* Problem to solve *
Omit the images, then print each record below exactly as it reads.

* Given information *
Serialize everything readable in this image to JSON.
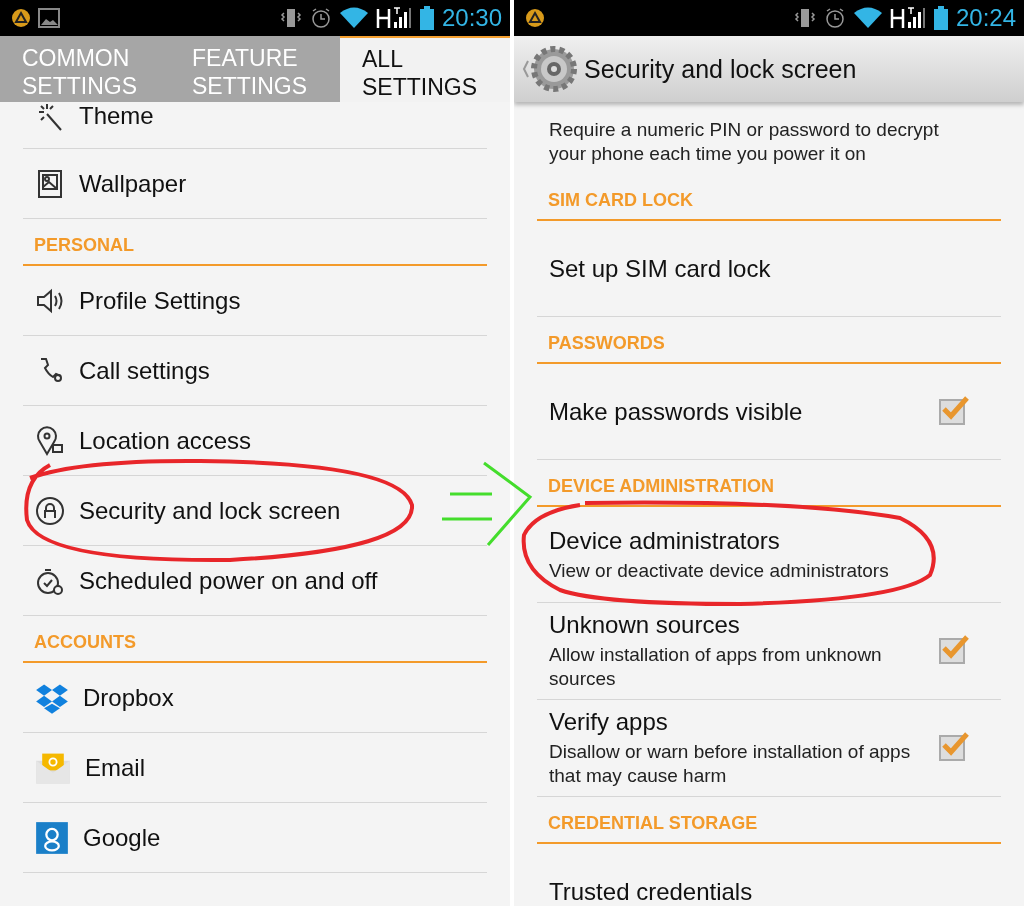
{
  "left": {
    "status_bar": {
      "time": "20:30"
    },
    "tabs": [
      {
        "label": "COMMON SETTINGS",
        "selected": false
      },
      {
        "label": "FEATURE SETTINGS",
        "selected": false
      },
      {
        "label": "ALL SETTINGS",
        "selected": true
      }
    ],
    "items": [
      {
        "kind": "item",
        "label": "Theme"
      },
      {
        "kind": "item",
        "label": "Wallpaper"
      },
      {
        "kind": "header",
        "label": "PERSONAL"
      },
      {
        "kind": "item",
        "label": "Profile Settings"
      },
      {
        "kind": "item",
        "label": "Call settings"
      },
      {
        "kind": "item",
        "label": "Location access"
      },
      {
        "kind": "item",
        "label": "Security and lock screen"
      },
      {
        "kind": "item",
        "label": "Scheduled power on and off"
      },
      {
        "kind": "header",
        "label": "ACCOUNTS"
      },
      {
        "kind": "item",
        "label": "Dropbox"
      },
      {
        "kind": "item",
        "label": "Email"
      },
      {
        "kind": "item",
        "label": "Google"
      }
    ]
  },
  "right": {
    "status_bar": {
      "time": "20:24"
    },
    "title": "Security and lock screen",
    "items": [
      {
        "kind": "summary",
        "summary": "Require a numeric PIN or password to decrypt your phone each time you power it on"
      },
      {
        "kind": "header",
        "label": "SIM CARD LOCK"
      },
      {
        "kind": "pref",
        "title": "Set up SIM card lock"
      },
      {
        "kind": "header",
        "label": "PASSWORDS"
      },
      {
        "kind": "pref",
        "title": "Make passwords visible",
        "checked": true
      },
      {
        "kind": "header",
        "label": "DEVICE ADMINISTRATION"
      },
      {
        "kind": "pref",
        "title": "Device administrators",
        "summary": "View or deactivate device administrators"
      },
      {
        "kind": "pref",
        "title": "Unknown sources",
        "summary": "Allow installation of apps from unknown sources",
        "checked": true
      },
      {
        "kind": "pref",
        "title": "Verify apps",
        "summary": "Disallow or warn before installation of apps that may cause harm",
        "checked": true
      },
      {
        "kind": "header",
        "label": "CREDENTIAL STORAGE"
      },
      {
        "kind": "pref",
        "title": "Trusted credentials"
      }
    ]
  }
}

* Expected output *
Serialize everything readable in this image to JSON.
{
  "left": {
    "status_bar": {
      "time": "20:30"
    },
    "tabs": [
      {
        "label": "COMMON SETTINGS",
        "selected": false
      },
      {
        "label": "FEATURE SETTINGS",
        "selected": false
      },
      {
        "label": "ALL SETTINGS",
        "selected": true
      }
    ],
    "items": [
      {
        "kind": "item",
        "label": "Theme"
      },
      {
        "kind": "item",
        "label": "Wallpaper"
      },
      {
        "kind": "header",
        "label": "PERSONAL"
      },
      {
        "kind": "item",
        "label": "Profile Settings"
      },
      {
        "kind": "item",
        "label": "Call settings"
      },
      {
        "kind": "item",
        "label": "Location access"
      },
      {
        "kind": "item",
        "label": "Security and lock screen"
      },
      {
        "kind": "item",
        "label": "Scheduled power on and off"
      },
      {
        "kind": "header",
        "label": "ACCOUNTS"
      },
      {
        "kind": "item",
        "label": "Dropbox"
      },
      {
        "kind": "item",
        "label": "Email"
      },
      {
        "kind": "item",
        "label": "Google"
      }
    ]
  },
  "right": {
    "status_bar": {
      "time": "20:24"
    },
    "title": "Security and lock screen",
    "items": [
      {
        "kind": "summary",
        "summary": "Require a numeric PIN or password to decrypt your phone each time you power it on"
      },
      {
        "kind": "header",
        "label": "SIM CARD LOCK"
      },
      {
        "kind": "pref",
        "title": "Set up SIM card lock"
      },
      {
        "kind": "header",
        "label": "PASSWORDS"
      },
      {
        "kind": "pref",
        "title": "Make passwords visible",
        "checked": true
      },
      {
        "kind": "header",
        "label": "DEVICE ADMINISTRATION"
      },
      {
        "kind": "pref",
        "title": "Device administrators",
        "summary": "View or deactivate device administrators"
      },
      {
        "kind": "pref",
        "title": "Unknown sources",
        "summary": "Allow installation of apps from unknown sources",
        "checked": true
      },
      {
        "kind": "pref",
        "title": "Verify apps",
        "summary": "Disallow or warn before installation of apps that may cause harm",
        "checked": true
      },
      {
        "kind": "header",
        "label": "CREDENTIAL STORAGE"
      },
      {
        "kind": "pref",
        "title": "Trusted credentials"
      }
    ]
  }
}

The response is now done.